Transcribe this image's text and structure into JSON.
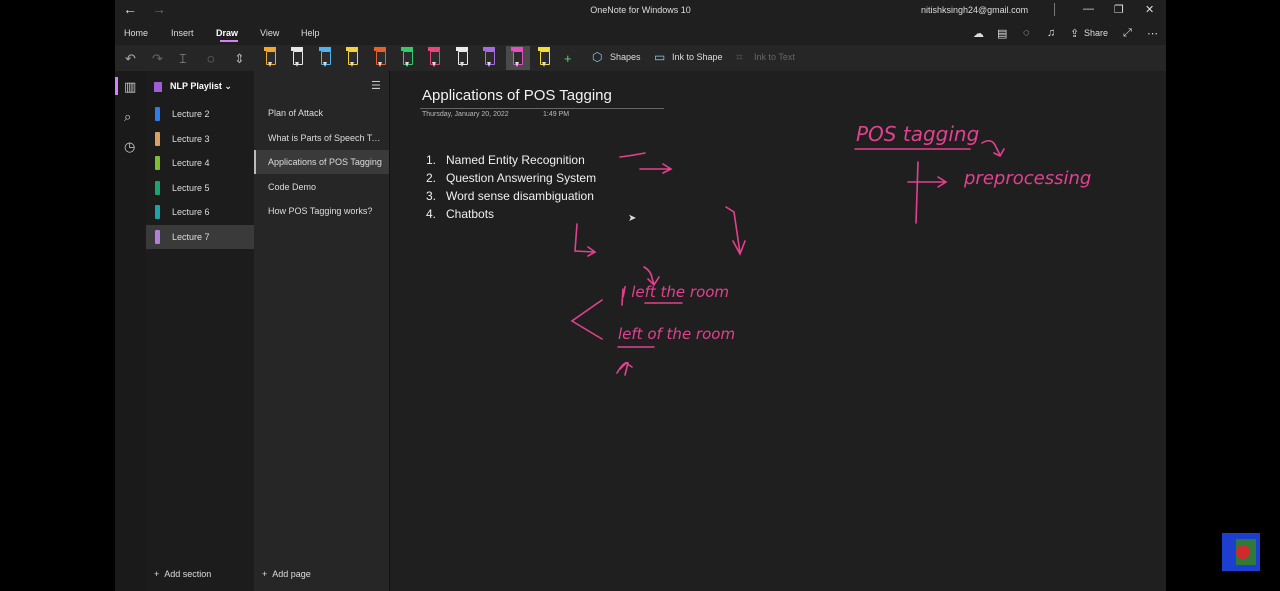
{
  "window": {
    "title": "OneNote for Windows 10",
    "account": "nitishksingh24@gmail.com"
  },
  "menu_tabs": [
    "Home",
    "Insert",
    "Draw",
    "View",
    "Help"
  ],
  "active_tab": "Draw",
  "top_actions": {
    "share_label": "Share"
  },
  "toolbar": {
    "pens": [
      {
        "color": "#f0a830"
      },
      {
        "color": "#e8e8e8"
      },
      {
        "color": "#4fb3ef"
      },
      {
        "color": "#f5d23a"
      },
      {
        "color": "#e8602c"
      },
      {
        "color": "#34c96c"
      },
      {
        "color": "#e8457f"
      },
      {
        "color": "#ececec"
      },
      {
        "color": "#a56be0"
      },
      {
        "color": "#e34ec0"
      },
      {
        "color": "#f2dd3a"
      }
    ],
    "selected_pen": 9,
    "shapes_label": "Shapes",
    "ink_to_shape_label": "Ink to Shape",
    "ink_to_text_label": "Ink to Text"
  },
  "notebook": {
    "name": "NLP Playlist"
  },
  "sections": [
    {
      "label": "Lecture 2",
      "color": "#2b7de9"
    },
    {
      "label": "Lecture 3",
      "color": "#d9a066"
    },
    {
      "label": "Lecture 4",
      "color": "#7dbf2e"
    },
    {
      "label": "Lecture 5",
      "color": "#1aa36b"
    },
    {
      "label": "Lecture 6",
      "color": "#1aa3a8"
    },
    {
      "label": "Lecture 7",
      "color": "#b27fd6"
    }
  ],
  "active_section": 5,
  "add_section_label": "Add section",
  "pages": [
    {
      "label": "Plan of Attack"
    },
    {
      "label": "What is Parts of Speech Ta..."
    },
    {
      "label": "Applications of POS Tagging"
    },
    {
      "label": "Code Demo"
    },
    {
      "label": "How POS Tagging works?"
    }
  ],
  "active_page": 2,
  "add_page_label": "Add page",
  "page": {
    "title": "Applications of POS Tagging",
    "date": "Thursday, January 20, 2022",
    "time": "1:49 PM",
    "list": [
      {
        "num": "1.",
        "text": "Named Entity Recognition"
      },
      {
        "num": "2.",
        "text": "Question Answering System"
      },
      {
        "num": "3.",
        "text": "Word sense disambiguation"
      },
      {
        "num": "4.",
        "text": "Chatbots"
      }
    ],
    "ink": {
      "color": "#e3408f",
      "pos_tagging": "POS tagging",
      "preprocessing": "preprocessing",
      "sentence1": "I left the room",
      "sentence2": "left of the room"
    }
  }
}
-------------------------
■ **EXERCISE AIM**:
Collect the lines of the data that carry the word "Lecture".

■ **WRITTEN ANSWER**:
      "label": "Lecture 2",
      "label": "Lecture 3",
      "label": "Lecture 4",
      "label": "Lecture 5",
      "label": "Lecture 6",
      "label": "Lecture 7",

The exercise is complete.